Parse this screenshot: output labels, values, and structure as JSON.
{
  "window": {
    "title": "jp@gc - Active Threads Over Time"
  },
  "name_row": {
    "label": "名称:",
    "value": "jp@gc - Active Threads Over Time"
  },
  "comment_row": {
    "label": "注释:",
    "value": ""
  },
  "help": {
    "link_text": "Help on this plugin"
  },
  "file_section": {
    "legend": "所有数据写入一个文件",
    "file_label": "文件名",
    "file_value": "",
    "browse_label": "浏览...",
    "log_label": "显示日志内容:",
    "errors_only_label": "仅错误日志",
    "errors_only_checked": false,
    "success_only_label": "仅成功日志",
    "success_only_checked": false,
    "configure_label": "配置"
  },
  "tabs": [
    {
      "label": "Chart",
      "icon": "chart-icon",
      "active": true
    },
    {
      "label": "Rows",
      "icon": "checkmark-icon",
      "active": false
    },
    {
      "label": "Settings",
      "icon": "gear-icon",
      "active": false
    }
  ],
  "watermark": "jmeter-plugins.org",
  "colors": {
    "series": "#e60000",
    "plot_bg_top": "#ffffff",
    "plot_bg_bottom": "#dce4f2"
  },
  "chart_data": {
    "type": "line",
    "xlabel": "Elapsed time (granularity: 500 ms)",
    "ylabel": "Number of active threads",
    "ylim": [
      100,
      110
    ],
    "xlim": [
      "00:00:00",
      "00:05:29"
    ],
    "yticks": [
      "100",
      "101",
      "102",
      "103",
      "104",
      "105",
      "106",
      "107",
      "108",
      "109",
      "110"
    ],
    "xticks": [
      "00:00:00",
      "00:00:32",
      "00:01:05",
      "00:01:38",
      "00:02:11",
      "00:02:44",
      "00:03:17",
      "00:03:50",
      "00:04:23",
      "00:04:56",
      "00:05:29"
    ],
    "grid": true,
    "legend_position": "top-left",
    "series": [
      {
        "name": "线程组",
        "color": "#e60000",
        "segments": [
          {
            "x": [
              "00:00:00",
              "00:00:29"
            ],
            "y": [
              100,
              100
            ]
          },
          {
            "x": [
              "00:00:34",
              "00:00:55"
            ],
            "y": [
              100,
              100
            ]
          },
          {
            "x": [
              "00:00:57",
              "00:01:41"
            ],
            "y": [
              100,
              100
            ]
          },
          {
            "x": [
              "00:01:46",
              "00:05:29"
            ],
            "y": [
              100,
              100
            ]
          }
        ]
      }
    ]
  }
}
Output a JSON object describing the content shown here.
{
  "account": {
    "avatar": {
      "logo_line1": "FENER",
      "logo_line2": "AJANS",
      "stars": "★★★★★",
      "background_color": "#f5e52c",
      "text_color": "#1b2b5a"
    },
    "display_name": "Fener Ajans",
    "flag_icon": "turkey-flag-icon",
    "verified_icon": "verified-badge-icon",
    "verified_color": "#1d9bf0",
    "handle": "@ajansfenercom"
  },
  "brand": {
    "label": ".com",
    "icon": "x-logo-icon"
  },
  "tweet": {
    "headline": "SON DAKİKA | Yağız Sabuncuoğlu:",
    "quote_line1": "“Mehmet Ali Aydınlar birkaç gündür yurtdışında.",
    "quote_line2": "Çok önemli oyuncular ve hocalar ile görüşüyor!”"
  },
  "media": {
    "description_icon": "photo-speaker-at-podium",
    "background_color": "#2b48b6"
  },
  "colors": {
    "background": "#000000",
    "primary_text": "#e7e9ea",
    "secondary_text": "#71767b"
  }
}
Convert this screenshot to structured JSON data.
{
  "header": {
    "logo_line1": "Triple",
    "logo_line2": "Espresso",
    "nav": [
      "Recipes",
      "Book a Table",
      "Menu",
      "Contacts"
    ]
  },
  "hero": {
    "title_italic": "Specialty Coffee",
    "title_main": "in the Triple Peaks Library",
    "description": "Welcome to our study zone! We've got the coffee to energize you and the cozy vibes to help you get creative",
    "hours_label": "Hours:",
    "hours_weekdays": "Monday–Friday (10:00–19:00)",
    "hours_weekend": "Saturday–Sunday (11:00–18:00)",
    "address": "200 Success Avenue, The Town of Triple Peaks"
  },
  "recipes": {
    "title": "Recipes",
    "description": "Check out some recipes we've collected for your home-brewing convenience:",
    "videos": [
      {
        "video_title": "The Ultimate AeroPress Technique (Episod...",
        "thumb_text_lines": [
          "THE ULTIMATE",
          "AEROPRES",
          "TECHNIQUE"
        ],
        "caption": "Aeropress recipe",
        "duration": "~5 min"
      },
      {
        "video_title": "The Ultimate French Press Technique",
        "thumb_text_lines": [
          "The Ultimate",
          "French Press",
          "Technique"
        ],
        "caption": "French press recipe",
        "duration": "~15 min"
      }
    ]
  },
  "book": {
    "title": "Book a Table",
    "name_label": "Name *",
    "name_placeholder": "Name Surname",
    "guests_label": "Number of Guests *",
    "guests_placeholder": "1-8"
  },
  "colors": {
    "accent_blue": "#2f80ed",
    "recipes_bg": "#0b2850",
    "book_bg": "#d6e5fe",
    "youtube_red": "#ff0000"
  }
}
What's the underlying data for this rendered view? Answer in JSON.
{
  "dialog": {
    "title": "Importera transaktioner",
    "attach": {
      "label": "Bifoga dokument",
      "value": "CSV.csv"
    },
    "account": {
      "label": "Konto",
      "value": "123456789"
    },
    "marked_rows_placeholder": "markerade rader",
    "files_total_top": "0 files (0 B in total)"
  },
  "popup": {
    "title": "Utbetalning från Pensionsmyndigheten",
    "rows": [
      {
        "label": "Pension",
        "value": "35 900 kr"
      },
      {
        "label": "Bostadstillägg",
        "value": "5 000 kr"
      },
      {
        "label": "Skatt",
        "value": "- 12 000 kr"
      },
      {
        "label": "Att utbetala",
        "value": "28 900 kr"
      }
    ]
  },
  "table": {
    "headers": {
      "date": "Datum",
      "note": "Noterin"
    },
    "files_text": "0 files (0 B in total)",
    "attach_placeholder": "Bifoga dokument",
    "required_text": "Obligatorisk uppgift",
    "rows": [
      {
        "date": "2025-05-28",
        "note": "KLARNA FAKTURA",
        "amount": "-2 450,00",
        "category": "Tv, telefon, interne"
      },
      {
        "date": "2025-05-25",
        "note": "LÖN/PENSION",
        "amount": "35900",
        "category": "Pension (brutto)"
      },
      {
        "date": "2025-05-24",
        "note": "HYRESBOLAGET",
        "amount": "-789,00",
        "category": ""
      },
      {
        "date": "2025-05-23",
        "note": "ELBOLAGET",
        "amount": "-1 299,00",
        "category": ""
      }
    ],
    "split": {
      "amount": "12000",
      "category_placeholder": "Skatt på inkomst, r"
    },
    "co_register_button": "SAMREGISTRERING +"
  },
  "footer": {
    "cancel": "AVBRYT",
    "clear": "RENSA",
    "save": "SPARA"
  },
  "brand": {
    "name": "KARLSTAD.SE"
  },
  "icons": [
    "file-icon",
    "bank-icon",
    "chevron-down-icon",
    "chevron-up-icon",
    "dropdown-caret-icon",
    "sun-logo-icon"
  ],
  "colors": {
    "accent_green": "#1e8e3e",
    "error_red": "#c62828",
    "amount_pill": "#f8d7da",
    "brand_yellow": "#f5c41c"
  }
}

TASK REQUIREMENTS =>
Set down all of the entries exactly, please.

EXERCISE ANSWER =>
Parse this screenshot: output labels, values, and structure as JSON.
{
  "window": {
    "title": "jp@gc - Active Threads Over Time"
  },
  "name_row": {
    "label": "名称:",
    "value": "jp@gc - Active Threads Over Time"
  },
  "comment_row": {
    "label": "注释:",
    "value": ""
  },
  "help": {
    "link_text": "Help on this plugin"
  },
  "file_section": {
    "legend": "所有数据写入一个文件",
    "file_label": "文件名",
    "file_value": "",
    "browse_label": "浏览...",
    "log_label": "显示日志内容:",
    "errors_only_label": "仅错误日志",
    "errors_only_checked": false,
    "success_only_label": "仅成功日志",
    "success_only_checked": false,
    "configure_label": "配置"
  },
  "tabs": [
    {
      "label": "Chart",
      "icon": "chart-icon",
      "active": true
    },
    {
      "label": "Rows",
      "icon": "checkmark-icon",
      "active": false
    },
    {
      "label": "Settings",
      "icon": "gear-icon",
      "active": false
    }
  ],
  "watermark": "jmeter-plugins.org",
  "colors": {
    "series": "#e60000",
    "plot_bg_top": "#ffffff",
    "plot_bg_bottom": "#dce4f2"
  },
  "chart_data": {
    "type": "line",
    "xlabel": "Elapsed time (granularity: 500 ms)",
    "ylabel": "Number of active threads",
    "ylim": [
      100,
      110
    ],
    "xlim": [
      "00:00:00",
      "00:05:29"
    ],
    "yticks": [
      "100",
      "101",
      "102",
      "103",
      "104",
      "105",
      "106",
      "107",
      "108",
      "109",
      "110"
    ],
    "xticks": [
      "00:00:00",
      "00:00:32",
      "00:01:05",
      "00:01:38",
      "00:02:11",
      "00:02:44",
      "00:03:17",
      "00:03:50",
      "00:04:23",
      "00:04:56",
      "00:05:29"
    ],
    "grid": true,
    "legend_position": "top-left",
    "series": [
      {
        "name": "线程组",
        "color": "#e60000",
        "segments": [
          {
            "x": [
              "00:00:00",
              "00:00:29"
            ],
            "y": [
              100,
              100
            ]
          },
          {
            "x": [
              "00:00:34",
              "00:00:55"
            ],
            "y": [
              100,
              100
            ]
          },
          {
            "x": [
              "00:00:57",
              "00:01:41"
            ],
            "y": [
              100,
              100
            ]
          },
          {
            "x": [
              "00:01:46",
              "00:05:29"
            ],
            "y": [
              100,
              100
            ]
          }
        ]
      }
    ]
  }
}
Output a JSON object describing the content shown here.
{
  "account": {
    "avatar": {
      "logo_line1": "FENER",
      "logo_line2": "AJANS",
      "stars": "★★★★★",
      "background_color": "#f5e52c",
      "text_color": "#1b2b5a"
    },
    "display_name": "Fener Ajans",
    "flag_icon": "turkey-flag-icon",
    "verified_icon": "verified-badge-icon",
    "verified_color": "#1d9bf0",
    "handle": "@ajansfenercom"
  },
  "brand": {
    "label": ".com",
    "icon": "x-logo-icon"
  },
  "tweet": {
    "headline": "SON DAKİKA | Yağız Sabuncuoğlu:",
    "quote_line1": "“Mehmet Ali Aydınlar birkaç gündür yurtdışında.",
    "quote_line2": "Çok önemli oyuncular ve hocalar ile görüşüyor!”"
  },
  "media": {
    "description_icon": "photo-speaker-at-podium",
    "background_color": "#2b48b6"
  },
  "colors": {
    "background": "#000000",
    "primary_text": "#e7e9ea",
    "secondary_text": "#71767b"
  }
}
Convert this screenshot to structured JSON data.
{
  "header": {
    "logo_line1": "Triple",
    "logo_line2": "Espresso",
    "nav": [
      "Recipes",
      "Book a Table",
      "Menu",
      "Contacts"
    ]
  },
  "hero": {
    "title_italic": "Specialty Coffee",
    "title_main": "in the Triple Peaks Library",
    "description": "Welcome to our study zone! We've got the coffee to energize you and the cozy vibes to help you get creative",
    "hours_label": "Hours:",
    "hours_weekdays": "Monday–Friday (10:00–19:00)",
    "hours_weekend": "Saturday–Sunday (11:00–18:00)",
    "address": "200 Success Avenue, The Town of Triple Peaks"
  },
  "recipes": {
    "title": "Recipes",
    "description": "Check out some recipes we've collected for your home-brewing convenience:",
    "videos": [
      {
        "video_title": "The Ultimate AeroPress Technique (Episod...",
        "thumb_text_lines": [
          "THE ULTIMATE",
          "AEROPRES",
          "TECHNIQUE"
        ],
        "caption": "Aeropress recipe",
        "duration": "~5 min"
      },
      {
        "video_title": "The Ultimate French Press Technique",
        "thumb_text_lines": [
          "The Ultimate",
          "French Press",
          "Technique"
        ],
        "caption": "French press recipe",
        "duration": "~15 min"
      }
    ]
  },
  "book": {
    "title": "Book a Table",
    "name_label": "Name *",
    "name_placeholder": "Name Surname",
    "guests_label": "Number of Guests *",
    "guests_placeholder": "1-8"
  },
  "colors": {
    "accent_blue": "#2f80ed",
    "recipes_bg": "#0b2850",
    "book_bg": "#d6e5fe",
    "youtube_red": "#ff0000"
  }
}
What's the underlying data for this rendered view? Answer in JSON.
{
  "dialog": {
    "title": "Importera transaktioner",
    "attach": {
      "label": "Bifoga dokument",
      "value": "CSV.csv"
    },
    "account": {
      "label": "Konto",
      "value": "123456789"
    },
    "marked_rows_placeholder": "markerade rader",
    "files_total_top": "0 files (0 B in total)"
  },
  "popup": {
    "title": "Utbetalning från Pensionsmyndigheten",
    "rows": [
      {
        "label": "Pension",
        "value": "35 900 kr"
      },
      {
        "label": "Bostadstillägg",
        "value": "5 000 kr"
      },
      {
        "label": "Skatt",
        "value": "- 12 000 kr"
      },
      {
        "label": "Att utbetala",
        "value": "28 900 kr"
      }
    ]
  },
  "table": {
    "headers": {
      "date": "Datum",
      "note": "Noterin"
    },
    "files_text": "0 files (0 B in total)",
    "attach_placeholder": "Bifoga dokument",
    "required_text": "Obligatorisk uppgift",
    "rows": [
      {
        "date": "2025-05-28",
        "note": "KLARNA FAKTURA",
        "amount": "-2 450,00",
        "category": "Tv, telefon, interne"
      },
      {
        "date": "2025-05-25",
        "note": "LÖN/PENSION",
        "amount": "35900",
        "category": "Pension (brutto)"
      },
      {
        "date": "2025-05-24",
        "note": "HYRESBOLAGET",
        "amount": "-789,00",
        "category": ""
      },
      {
        "date": "2025-05-23",
        "note": "ELBOLAGET",
        "amount": "-1 299,00",
        "category": ""
      }
    ],
    "split": {
      "amount": "12000",
      "category_placeholder": "Skatt på inkomst, r"
    },
    "co_register_button": "SAMREGISTRERING +"
  },
  "footer": {
    "cancel": "AVBRYT",
    "clear": "RENSA",
    "save": "SPARA"
  },
  "brand": {
    "name": "KARLSTAD.SE"
  },
  "icons": [
    "file-icon",
    "bank-icon",
    "chevron-down-icon",
    "chevron-up-icon",
    "dropdown-caret-icon",
    "sun-logo-icon"
  ],
  "colors": {
    "accent_green": "#1e8e3e",
    "error_red": "#c62828",
    "amount_pill": "#f8d7da",
    "brand_yellow": "#f5c41c"
  }
}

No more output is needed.